**Exercise objective**
Reproduce every line of the entries below word for word, leaving out the pictures.

== Records shown

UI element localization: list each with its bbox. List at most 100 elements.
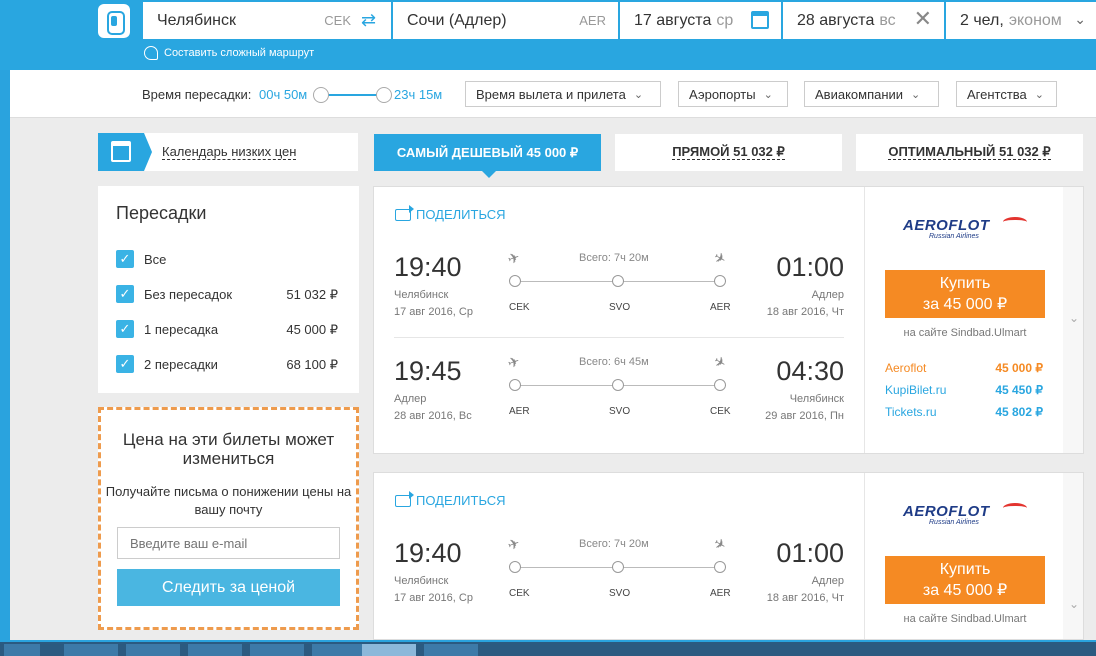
checkbox-checked-icon[interactable]: ✓ xyxy=(116,355,134,373)
agencies-filter-label: Агентства xyxy=(967,86,1027,102)
calendar-badge xyxy=(98,133,152,171)
share-icon xyxy=(395,490,414,507)
stop-option-label: 2 пересадки xyxy=(144,357,218,372)
chevron-down-icon: ⌄ xyxy=(911,88,921,101)
airlines-filter-dropdown[interactable]: Авиакомпании ⌄ xyxy=(804,81,939,107)
calendar-icon xyxy=(111,141,131,162)
takeoff-icon: ✈ xyxy=(505,248,522,268)
chevron-down-icon: ⌄ xyxy=(763,88,773,101)
stop-option-nonstop[interactable]: ✓ Без пересадок 51 032 ₽ xyxy=(116,285,338,305)
email-input[interactable] xyxy=(117,527,340,559)
chevron-down-icon[interactable]: ⌄ xyxy=(1069,597,1079,611)
filter-bar: Время пересадки: 00ч 50м 23ч 15м Время в… xyxy=(10,70,1096,118)
follow-price-button[interactable]: Следить за ценой xyxy=(117,569,340,606)
share-link[interactable]: ПОДЕЛИТЬСЯ xyxy=(395,490,506,508)
taskbar-app[interactable] xyxy=(64,644,118,656)
share-label: ПОДЕЛИТЬСЯ xyxy=(416,493,506,508)
airport-code: CEK xyxy=(509,588,530,599)
tab-cheapest[interactable]: САМЫЙ ДЕШЕВЫЙ 45 000 ₽ xyxy=(374,134,601,178)
route-stop-dot xyxy=(612,561,624,573)
ticket-itinerary: ПОДЕЛИТЬСЯ 19:40 Челябинск 17 авг 2016, … xyxy=(374,187,864,453)
time-filter-dropdown[interactable]: Время вылета и прилета ⌄ xyxy=(465,81,661,107)
buy-label: Купить xyxy=(939,275,991,292)
price-alert-text: Получайте письма о понижении цены на ваш… xyxy=(105,484,352,517)
route-icon xyxy=(144,46,158,60)
checkbox-checked-icon[interactable]: ✓ xyxy=(116,320,134,338)
checkbox-checked-icon[interactable]: ✓ xyxy=(116,250,134,268)
ticket-itinerary: ПОДЕЛИТЬСЯ 19:40 Челябинск 17 авг 2016, … xyxy=(374,473,864,639)
ticket-purchase-panel: AEROFLOT Russian Airlines Купить за 45 0… xyxy=(864,473,1065,639)
airline-subtitle: Russian Airlines xyxy=(929,519,979,526)
origin-field[interactable]: Челябинск CEK ⇄ xyxy=(143,2,391,39)
buy-label: Купить xyxy=(939,561,991,578)
arrival-time: 04:30 xyxy=(776,356,844,386)
total-duration: Всего: 7ч 20м xyxy=(579,252,649,264)
results-page: Время пересадки: 00ч 50м 23ч 15м Время в… xyxy=(10,70,1096,640)
taskbar-app[interactable] xyxy=(188,644,242,656)
route-stop-dot xyxy=(509,379,521,391)
travel-class: эконом xyxy=(1008,11,1062,29)
time-filter-label: Время вылета и прилета xyxy=(476,86,626,102)
stop-option-all[interactable]: ✓ Все xyxy=(116,250,338,270)
return-date: 28 августа xyxy=(797,11,875,29)
agent-price: 45 000 ₽ xyxy=(995,361,1043,375)
passengers-field[interactable]: 2 чел, эконом ⌄ xyxy=(946,2,1096,39)
card-expand-strip[interactable]: ⌄ xyxy=(1063,187,1083,453)
swap-icon[interactable]: ⇄ xyxy=(361,11,381,29)
share-link[interactable]: ПОДЕЛИТЬСЯ xyxy=(395,204,506,222)
stop-option-label: Все xyxy=(144,252,167,267)
buy-site: на сайте Sindbad.Ulmart xyxy=(903,327,1027,339)
complex-route-link[interactable]: Составить сложный маршрут xyxy=(144,46,314,60)
buy-button[interactable]: Купить за 45 000 ₽ xyxy=(885,270,1045,318)
departure-time: 19:40 xyxy=(394,538,462,568)
share-label: ПОДЕЛИТЬСЯ xyxy=(416,207,506,222)
route-stop-dot xyxy=(509,561,521,573)
low-price-calendar-link[interactable]: Календарь низких цен xyxy=(98,133,358,171)
destination-field[interactable]: Сочи (Адлер) AER xyxy=(393,2,618,39)
airport-code: SVO xyxy=(609,302,631,313)
depart-day: ср xyxy=(716,11,734,29)
taskbar-app-active[interactable] xyxy=(362,644,416,656)
taskbar-app[interactable] xyxy=(250,644,304,656)
stop-option-price: 68 100 ₽ xyxy=(286,357,338,372)
agent-name[interactable]: KupiBilet.ru xyxy=(885,383,946,397)
airports-filter-dropdown[interactable]: Аэропорты ⌄ xyxy=(678,81,788,107)
return-date-field[interactable]: 28 августа вс ✕ xyxy=(783,2,944,39)
route-stop-dot xyxy=(612,275,624,287)
search-bar: Челябинск CEK ⇄ Сочи (Адлер) AER 17 авгу… xyxy=(0,0,1096,70)
tab-optimal[interactable]: ОПТИМАЛЬНЫЙ 51 032 ₽ xyxy=(856,134,1083,171)
buy-button[interactable]: Купить за 45 000 ₽ xyxy=(885,556,1045,604)
destination-code: AER xyxy=(579,13,606,28)
agent-name[interactable]: Tickets.ru xyxy=(885,405,937,419)
agencies-filter-dropdown[interactable]: Агентства ⌄ xyxy=(956,81,1057,107)
card-expand-strip[interactable]: ⌄ xyxy=(1063,473,1083,639)
stop-option-one[interactable]: ✓ 1 пересадка 45 000 ₽ xyxy=(116,320,338,340)
checkbox-checked-icon[interactable]: ✓ xyxy=(116,285,134,303)
buy-site: на сайте Sindbad.Ulmart xyxy=(903,613,1027,625)
chevron-down-icon[interactable]: ⌄ xyxy=(1069,311,1079,325)
start-button[interactable] xyxy=(4,644,40,656)
calendar-icon[interactable] xyxy=(751,11,769,29)
total-duration: Всего: 6ч 45м xyxy=(579,356,649,368)
airline-name: AEROFLOT xyxy=(903,217,990,234)
transfer-slider-max-handle[interactable] xyxy=(376,87,392,103)
taskbar-app[interactable] xyxy=(424,644,478,656)
logo-icon[interactable] xyxy=(98,4,130,38)
buy-price: за 45 000 ₽ xyxy=(922,296,1008,313)
departure-city: Адлер xyxy=(394,393,427,405)
agent-price: 45 450 ₽ xyxy=(995,383,1043,397)
stop-option-price: 45 000 ₽ xyxy=(286,322,338,337)
tab-optimal-label: ОПТИМАЛЬНЫЙ 51 032 ₽ xyxy=(888,144,1051,160)
route-stop-dot xyxy=(714,275,726,287)
close-icon[interactable]: ✕ xyxy=(914,8,932,30)
stop-option-two[interactable]: ✓ 2 пересадки 68 100 ₽ xyxy=(116,355,338,375)
transfer-slider-min-handle[interactable] xyxy=(313,87,329,103)
departure-city: Челябинск xyxy=(394,289,449,301)
taskbar-app[interactable] xyxy=(312,644,366,656)
tab-direct[interactable]: ПРЯМОЙ 51 032 ₽ xyxy=(615,134,842,171)
agent-price: 45 802 ₽ xyxy=(995,405,1043,419)
depart-date-field[interactable]: 17 августа ср xyxy=(620,2,781,39)
origin-code: CEK xyxy=(324,13,351,28)
taskbar-app[interactable] xyxy=(126,644,180,656)
agent-name[interactable]: Aeroflot xyxy=(885,361,926,375)
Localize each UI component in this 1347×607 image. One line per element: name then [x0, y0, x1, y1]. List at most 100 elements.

====

**Exercise output**
UI element localization: list each with its bbox. List at most 100 elements.
checkbox-checked-icon[interactable]: ✓ xyxy=(116,355,134,373)
agencies-filter-label: Агентства xyxy=(967,86,1027,102)
calendar-badge xyxy=(98,133,152,171)
share-icon xyxy=(395,490,414,507)
stop-option-label: 2 пересадки xyxy=(144,357,218,372)
chevron-down-icon: ⌄ xyxy=(911,88,921,101)
airlines-filter-dropdown[interactable]: Авиакомпании ⌄ xyxy=(804,81,939,107)
calendar-icon xyxy=(111,141,131,162)
takeoff-icon: ✈ xyxy=(505,248,522,268)
chevron-down-icon: ⌄ xyxy=(763,88,773,101)
stop-option-nonstop[interactable]: ✓ Без пересадок 51 032 ₽ xyxy=(116,285,338,305)
email-input[interactable] xyxy=(117,527,340,559)
chevron-down-icon[interactable]: ⌄ xyxy=(1069,597,1079,611)
filter-bar: Время пересадки: 00ч 50м 23ч 15м Время в… xyxy=(10,70,1096,118)
follow-price-button[interactable]: Следить за ценой xyxy=(117,569,340,606)
share-link[interactable]: ПОДЕЛИТЬСЯ xyxy=(395,490,506,508)
taskbar-app[interactable] xyxy=(64,644,118,656)
share-label: ПОДЕЛИТЬСЯ xyxy=(416,493,506,508)
airport-code: CEK xyxy=(509,588,530,599)
tab-cheapest[interactable]: САМЫЙ ДЕШЕВЫЙ 45 000 ₽ xyxy=(374,134,601,178)
route-stop-dot xyxy=(612,561,624,573)
ticket-itinerary: ПОДЕЛИТЬСЯ 19:40 Челябинск 17 авг 2016, … xyxy=(374,187,864,453)
time-filter-dropdown[interactable]: Время вылета и прилета ⌄ xyxy=(465,81,661,107)
buy-label: Купить xyxy=(939,275,991,292)
price-alert-text: Получайте письма о понижении цены на ваш… xyxy=(105,484,352,517)
route-icon xyxy=(144,46,158,60)
checkbox-checked-icon[interactable]: ✓ xyxy=(116,320,134,338)
checkbox-checked-icon[interactable]: ✓ xyxy=(116,250,134,268)
ticket-itinerary: ПОДЕЛИТЬСЯ 19:40 Челябинск 17 авг 2016, … xyxy=(374,473,864,639)
ticket-purchase-panel: AEROFLOT Russian Airlines Купить за 45 0… xyxy=(864,473,1065,639)
airline-subtitle: Russian Airlines xyxy=(929,519,979,526)
origin-field[interactable]: Челябинск CEK ⇄ xyxy=(143,2,391,39)
buy-label: Купить xyxy=(939,561,991,578)
arrival-time: 04:30 xyxy=(776,356,844,386)
total-duration: Всего: 7ч 20м xyxy=(579,252,649,264)
results-page: Время пересадки: 00ч 50м 23ч 15м Время в… xyxy=(10,70,1096,640)
taskbar-app[interactable] xyxy=(188,644,242,656)
route-stop-dot xyxy=(509,379,521,391)
travel-class: эконом xyxy=(1008,11,1062,29)
time-filter-label: Время вылета и прилета xyxy=(476,86,626,102)
stop-option-all[interactable]: ✓ Все xyxy=(116,250,338,270)
return-date: 28 августа xyxy=(797,11,875,29)
agent-price: 45 000 ₽ xyxy=(995,361,1043,375)
passengers-field[interactable]: 2 чел, эконом ⌄ xyxy=(946,2,1096,39)
card-expand-strip[interactable]: ⌄ xyxy=(1063,187,1083,453)
swap-icon[interactable]: ⇄ xyxy=(361,11,381,29)
share-link[interactable]: ПОДЕЛИТЬСЯ xyxy=(395,204,506,222)
stop-option-label: Все xyxy=(144,252,167,267)
buy-site: на сайте Sindbad.Ulmart xyxy=(903,327,1027,339)
complex-route-link[interactable]: Составить сложный маршрут xyxy=(144,46,314,60)
buy-button[interactable]: Купить за 45 000 ₽ xyxy=(885,270,1045,318)
departure-time: 19:40 xyxy=(394,538,462,568)
share-label: ПОДЕЛИТЬСЯ xyxy=(416,207,506,222)
route-stop-dot xyxy=(509,561,521,573)
low-price-calendar-link[interactable]: Календарь низких цен xyxy=(98,133,358,171)
destination-field[interactable]: Сочи (Адлер) AER xyxy=(393,2,618,39)
airport-code: SVO xyxy=(609,302,631,313)
depart-day: ср xyxy=(716,11,734,29)
taskbar-app-active[interactable] xyxy=(362,644,416,656)
taskbar-app[interactable] xyxy=(250,644,304,656)
stop-option-price: 68 100 ₽ xyxy=(286,357,338,372)
agent-name[interactable]: KupiBilet.ru xyxy=(885,383,946,397)
airports-filter-dropdown[interactable]: Аэропорты ⌄ xyxy=(678,81,788,107)
return-date-field[interactable]: 28 августа вс ✕ xyxy=(783,2,944,39)
route-stop-dot xyxy=(612,275,624,287)
search-bar: Челябинск CEK ⇄ Сочи (Адлер) AER 17 авгу… xyxy=(0,0,1096,70)
tab-optimal[interactable]: ОПТИМАЛЬНЫЙ 51 032 ₽ xyxy=(856,134,1083,171)
buy-button[interactable]: Купить за 45 000 ₽ xyxy=(885,556,1045,604)
destination-code: AER xyxy=(579,13,606,28)
agent-name[interactable]: Tickets.ru xyxy=(885,405,937,419)
agencies-filter-dropdown[interactable]: Агентства ⌄ xyxy=(956,81,1057,107)
card-expand-strip[interactable]: ⌄ xyxy=(1063,473,1083,639)
stop-option-one[interactable]: ✓ 1 пересадка 45 000 ₽ xyxy=(116,320,338,340)
checkbox-checked-icon[interactable]: ✓ xyxy=(116,285,134,303)
buy-site: на сайте Sindbad.Ulmart xyxy=(903,613,1027,625)
chevron-down-icon[interactable]: ⌄ xyxy=(1069,311,1079,325)
start-button[interactable] xyxy=(4,644,40,656)
calendar-icon[interactable] xyxy=(751,11,769,29)
total-duration: Всего: 6ч 45м xyxy=(579,356,649,368)
airline-name: AEROFLOT xyxy=(903,217,990,234)
transfer-slider-max-handle[interactable] xyxy=(376,87,392,103)
taskbar-app[interactable] xyxy=(424,644,478,656)
logo-icon[interactable] xyxy=(98,4,130,38)
buy-price: за 45 000 ₽ xyxy=(922,296,1008,313)
departure-city: Адлер xyxy=(394,393,427,405)
agent-price: 45 450 ₽ xyxy=(995,383,1043,397)
stop-option-price: 45 000 ₽ xyxy=(286,322,338,337)
tab-optimal-label: ОПТИМАЛЬНЫЙ 51 032 ₽ xyxy=(888,144,1051,160)
route-stop-dot xyxy=(714,275,726,287)
close-icon[interactable]: ✕ xyxy=(914,8,932,30)
stop-option-two[interactable]: ✓ 2 пересадки 68 100 ₽ xyxy=(116,355,338,375)
transfer-slider-min-handle[interactable] xyxy=(313,87,329,103)
departure-city: Челябинск xyxy=(394,289,449,301)
taskbar-app[interactable] xyxy=(312,644,366,656)
tab-direct[interactable]: ПРЯМОЙ 51 032 ₽ xyxy=(615,134,842,171)
agent-price: 45 802 ₽ xyxy=(995,405,1043,419)
depart-date-field[interactable]: 17 августа ср xyxy=(620,2,781,39)
origin-code: CEK xyxy=(324,13,351,28)
taskbar-app[interactable] xyxy=(126,644,180,656)
agent-name[interactable]: Aeroflot xyxy=(885,361,926,375)
Localize each UI component in this 1347×607 image. One line per element: name then [x0, y0, x1, y1]. List at most 100 elements.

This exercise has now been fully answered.